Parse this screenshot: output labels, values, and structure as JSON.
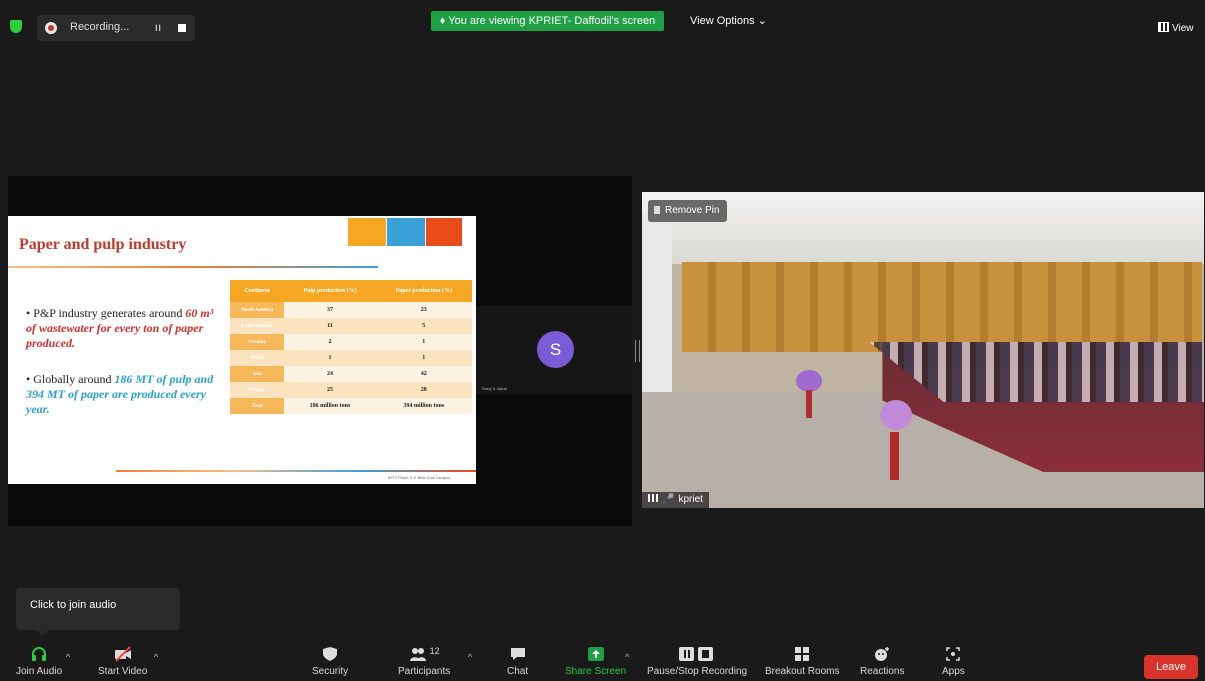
{
  "topbar": {
    "recording_label": "Recording...",
    "pause_glyph": "II",
    "viewing_banner": "You are viewing KPRIET- Daffodil's screen",
    "viewing_icon": "♦",
    "view_options": "View Options",
    "view_options_caret": "⌄",
    "view_button": "View"
  },
  "slide": {
    "title": "Paper and pulp industry",
    "bullet1_prefix": "P&P industry generates around",
    "bullet1_emph": "60 m³ of wastewater for every ton of paper produced.",
    "bullet2_prefix": "Globally around",
    "bullet2_emph": "186 MT of pulp and 394 MT of paper are produced every year.",
    "footer": "BITS Pilani, K K Birla Goa Campus",
    "table": {
      "headers": [
        "Continent",
        "Pulp production (%)",
        "Paper production (%)"
      ],
      "rows": [
        [
          "North America",
          "37",
          "23"
        ],
        [
          "Latin America",
          "11",
          "5"
        ],
        [
          "Oceania",
          "2",
          "1"
        ],
        [
          "Africa",
          "1",
          "1"
        ],
        [
          "Asia",
          "24",
          "42"
        ],
        [
          "Europe",
          "25",
          "28"
        ],
        [
          "Total",
          "186 million tons",
          "394 million tons"
        ]
      ]
    }
  },
  "participant": {
    "initial": "S",
    "name": "Saroj S. Baral"
  },
  "room_video": {
    "remove_pin": "Remove Pin",
    "name": "kpriet"
  },
  "tooltip": "Click to join audio",
  "toolbar": {
    "join_audio": "Join Audio",
    "start_video": "Start Video",
    "security": "Security",
    "participants": "Participants",
    "participants_count": "12",
    "chat": "Chat",
    "share_screen": "Share Screen",
    "pause_stop_recording": "Pause/Stop Recording",
    "breakout_rooms": "Breakout Rooms",
    "reactions": "Reactions",
    "apps": "Apps",
    "leave": "Leave",
    "caret": "^"
  }
}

---------------

__Brief__
Print out the whole of the material word for word, without pictures.

__Written solution__
Parse this screenshot: output labels, values, and structure as JSON.
{
  "topbar": {
    "recording_label": "Recording...",
    "pause_glyph": "II",
    "viewing_banner": "You are viewing KPRIET- Daffodil's screen",
    "viewing_icon": "♦",
    "view_options": "View Options",
    "view_options_caret": "⌄",
    "view_button": "View"
  },
  "slide": {
    "title": "Paper and pulp industry",
    "bullet1_prefix": "P&P industry generates around",
    "bullet1_emph": "60 m³ of wastewater for every ton of paper produced.",
    "bullet2_prefix": "Globally around",
    "bullet2_emph": "186 MT of pulp and 394 MT of paper are produced every year.",
    "footer": "BITS Pilani, K K Birla Goa Campus",
    "table": {
      "headers": [
        "Continent",
        "Pulp production (%)",
        "Paper production (%)"
      ],
      "rows": [
        [
          "North America",
          "37",
          "23"
        ],
        [
          "Latin America",
          "11",
          "5"
        ],
        [
          "Oceania",
          "2",
          "1"
        ],
        [
          "Africa",
          "1",
          "1"
        ],
        [
          "Asia",
          "24",
          "42"
        ],
        [
          "Europe",
          "25",
          "28"
        ],
        [
          "Total",
          "186 million tons",
          "394 million tons"
        ]
      ]
    }
  },
  "participant": {
    "initial": "S",
    "name": "Saroj S. Baral"
  },
  "room_video": {
    "remove_pin": "Remove Pin",
    "name": "kpriet"
  },
  "tooltip": "Click to join audio",
  "toolbar": {
    "join_audio": "Join Audio",
    "start_video": "Start Video",
    "security": "Security",
    "participants": "Participants",
    "participants_count": "12",
    "chat": "Chat",
    "share_screen": "Share Screen",
    "pause_stop_recording": "Pause/Stop Recording",
    "breakout_rooms": "Breakout Rooms",
    "reactions": "Reactions",
    "apps": "Apps",
    "leave": "Leave",
    "caret": "^"
  }
}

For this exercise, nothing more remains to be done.